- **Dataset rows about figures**
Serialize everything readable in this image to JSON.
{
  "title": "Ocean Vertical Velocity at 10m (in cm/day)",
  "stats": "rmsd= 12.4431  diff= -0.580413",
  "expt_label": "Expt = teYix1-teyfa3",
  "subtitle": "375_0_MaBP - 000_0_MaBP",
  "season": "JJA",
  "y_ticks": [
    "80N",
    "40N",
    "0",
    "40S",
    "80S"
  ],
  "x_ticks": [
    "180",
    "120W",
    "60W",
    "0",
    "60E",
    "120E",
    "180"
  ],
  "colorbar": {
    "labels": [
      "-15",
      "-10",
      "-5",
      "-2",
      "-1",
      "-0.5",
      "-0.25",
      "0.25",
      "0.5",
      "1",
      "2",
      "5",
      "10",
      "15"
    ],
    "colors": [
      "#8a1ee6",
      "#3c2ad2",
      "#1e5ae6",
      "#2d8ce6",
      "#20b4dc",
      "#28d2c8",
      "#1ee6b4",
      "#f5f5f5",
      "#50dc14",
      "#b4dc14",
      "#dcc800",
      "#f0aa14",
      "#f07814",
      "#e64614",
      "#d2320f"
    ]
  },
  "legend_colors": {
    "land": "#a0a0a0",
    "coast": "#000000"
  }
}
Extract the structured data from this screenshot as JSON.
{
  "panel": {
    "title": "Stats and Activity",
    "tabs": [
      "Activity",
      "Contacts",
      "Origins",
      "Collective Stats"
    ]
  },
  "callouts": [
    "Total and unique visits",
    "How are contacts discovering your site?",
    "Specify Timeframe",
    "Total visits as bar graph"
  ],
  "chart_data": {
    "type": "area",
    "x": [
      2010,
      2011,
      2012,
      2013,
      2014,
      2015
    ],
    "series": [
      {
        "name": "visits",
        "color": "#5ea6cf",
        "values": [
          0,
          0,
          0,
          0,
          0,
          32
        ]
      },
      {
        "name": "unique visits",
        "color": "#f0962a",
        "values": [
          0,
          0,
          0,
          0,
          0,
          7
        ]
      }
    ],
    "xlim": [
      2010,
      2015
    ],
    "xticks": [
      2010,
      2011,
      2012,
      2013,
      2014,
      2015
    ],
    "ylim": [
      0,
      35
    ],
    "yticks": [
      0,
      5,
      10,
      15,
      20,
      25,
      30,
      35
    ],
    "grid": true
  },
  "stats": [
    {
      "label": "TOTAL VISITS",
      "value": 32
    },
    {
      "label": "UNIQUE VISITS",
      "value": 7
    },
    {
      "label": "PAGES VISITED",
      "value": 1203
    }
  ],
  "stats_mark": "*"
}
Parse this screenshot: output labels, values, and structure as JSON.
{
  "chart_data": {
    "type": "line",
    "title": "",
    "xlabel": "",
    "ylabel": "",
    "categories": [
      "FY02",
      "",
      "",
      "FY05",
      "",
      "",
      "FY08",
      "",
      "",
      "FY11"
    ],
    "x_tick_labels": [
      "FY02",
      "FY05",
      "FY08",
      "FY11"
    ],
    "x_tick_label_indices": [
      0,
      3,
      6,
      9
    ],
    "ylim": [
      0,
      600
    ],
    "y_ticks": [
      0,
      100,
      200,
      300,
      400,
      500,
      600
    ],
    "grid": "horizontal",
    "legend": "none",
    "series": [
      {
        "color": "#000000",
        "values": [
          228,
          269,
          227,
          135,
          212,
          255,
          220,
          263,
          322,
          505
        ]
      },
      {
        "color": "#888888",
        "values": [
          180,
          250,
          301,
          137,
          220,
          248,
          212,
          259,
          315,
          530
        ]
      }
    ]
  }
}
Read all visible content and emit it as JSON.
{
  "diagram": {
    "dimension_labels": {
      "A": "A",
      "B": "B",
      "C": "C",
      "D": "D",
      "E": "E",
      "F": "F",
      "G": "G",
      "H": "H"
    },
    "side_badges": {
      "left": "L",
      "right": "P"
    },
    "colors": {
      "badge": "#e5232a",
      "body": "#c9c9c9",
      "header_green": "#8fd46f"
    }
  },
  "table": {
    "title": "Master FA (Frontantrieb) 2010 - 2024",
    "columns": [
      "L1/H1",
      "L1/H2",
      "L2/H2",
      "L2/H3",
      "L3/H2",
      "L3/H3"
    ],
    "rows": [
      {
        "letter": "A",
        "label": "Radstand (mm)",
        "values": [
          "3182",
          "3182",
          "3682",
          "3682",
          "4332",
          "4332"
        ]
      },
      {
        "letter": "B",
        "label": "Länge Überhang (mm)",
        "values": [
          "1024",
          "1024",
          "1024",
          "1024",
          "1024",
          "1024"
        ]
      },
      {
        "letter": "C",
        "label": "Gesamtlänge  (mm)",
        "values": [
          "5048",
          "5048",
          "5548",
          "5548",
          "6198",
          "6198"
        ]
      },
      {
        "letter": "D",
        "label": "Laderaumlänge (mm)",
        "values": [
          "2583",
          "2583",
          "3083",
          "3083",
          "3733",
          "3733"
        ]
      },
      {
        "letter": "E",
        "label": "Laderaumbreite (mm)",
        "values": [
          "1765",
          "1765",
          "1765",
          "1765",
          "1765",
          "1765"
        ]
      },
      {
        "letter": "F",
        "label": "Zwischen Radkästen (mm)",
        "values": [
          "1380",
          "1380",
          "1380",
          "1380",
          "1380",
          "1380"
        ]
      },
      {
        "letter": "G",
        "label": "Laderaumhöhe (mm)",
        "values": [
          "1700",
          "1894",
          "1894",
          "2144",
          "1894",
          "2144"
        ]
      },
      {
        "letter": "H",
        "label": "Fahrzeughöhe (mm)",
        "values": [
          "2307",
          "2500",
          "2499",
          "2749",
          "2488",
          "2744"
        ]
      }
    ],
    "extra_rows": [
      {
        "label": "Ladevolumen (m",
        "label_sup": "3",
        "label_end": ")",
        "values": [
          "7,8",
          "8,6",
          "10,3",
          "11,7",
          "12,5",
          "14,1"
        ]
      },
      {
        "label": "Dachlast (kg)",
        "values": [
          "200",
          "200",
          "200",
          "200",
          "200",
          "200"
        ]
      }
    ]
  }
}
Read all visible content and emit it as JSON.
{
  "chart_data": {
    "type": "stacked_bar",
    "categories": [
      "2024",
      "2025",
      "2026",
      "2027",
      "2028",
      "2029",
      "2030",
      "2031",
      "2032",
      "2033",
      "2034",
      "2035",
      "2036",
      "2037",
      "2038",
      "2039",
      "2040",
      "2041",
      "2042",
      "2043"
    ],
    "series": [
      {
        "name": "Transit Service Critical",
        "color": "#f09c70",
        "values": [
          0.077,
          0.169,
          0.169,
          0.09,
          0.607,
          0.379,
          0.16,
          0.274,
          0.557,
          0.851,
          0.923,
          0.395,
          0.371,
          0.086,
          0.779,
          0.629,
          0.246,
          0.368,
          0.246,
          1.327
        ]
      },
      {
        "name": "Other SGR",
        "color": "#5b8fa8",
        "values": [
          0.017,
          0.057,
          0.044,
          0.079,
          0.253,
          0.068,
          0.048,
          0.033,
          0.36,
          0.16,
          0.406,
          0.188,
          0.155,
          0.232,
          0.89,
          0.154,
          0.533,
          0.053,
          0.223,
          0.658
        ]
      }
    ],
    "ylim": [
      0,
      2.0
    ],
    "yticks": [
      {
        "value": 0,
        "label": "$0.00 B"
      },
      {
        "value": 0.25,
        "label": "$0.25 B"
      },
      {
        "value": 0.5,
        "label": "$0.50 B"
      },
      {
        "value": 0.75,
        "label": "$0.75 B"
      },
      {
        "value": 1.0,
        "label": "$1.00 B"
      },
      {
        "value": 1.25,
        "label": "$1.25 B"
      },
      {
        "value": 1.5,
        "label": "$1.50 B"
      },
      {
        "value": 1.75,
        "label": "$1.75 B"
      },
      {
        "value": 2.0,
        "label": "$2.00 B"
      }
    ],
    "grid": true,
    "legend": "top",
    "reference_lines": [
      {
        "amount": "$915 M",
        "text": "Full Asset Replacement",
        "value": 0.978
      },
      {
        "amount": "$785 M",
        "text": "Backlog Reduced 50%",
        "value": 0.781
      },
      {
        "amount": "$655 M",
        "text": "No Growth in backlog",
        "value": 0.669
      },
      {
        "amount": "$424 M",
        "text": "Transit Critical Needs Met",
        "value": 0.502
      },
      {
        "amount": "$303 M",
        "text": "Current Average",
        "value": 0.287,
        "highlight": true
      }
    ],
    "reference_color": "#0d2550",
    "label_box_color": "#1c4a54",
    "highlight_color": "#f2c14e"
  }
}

- **What you should do**
In the listing, find each line with the string "Critical" and copy it.

- **In response**
        "name": "Transit Service Critical",
        "text": "Transit Critical Needs Met",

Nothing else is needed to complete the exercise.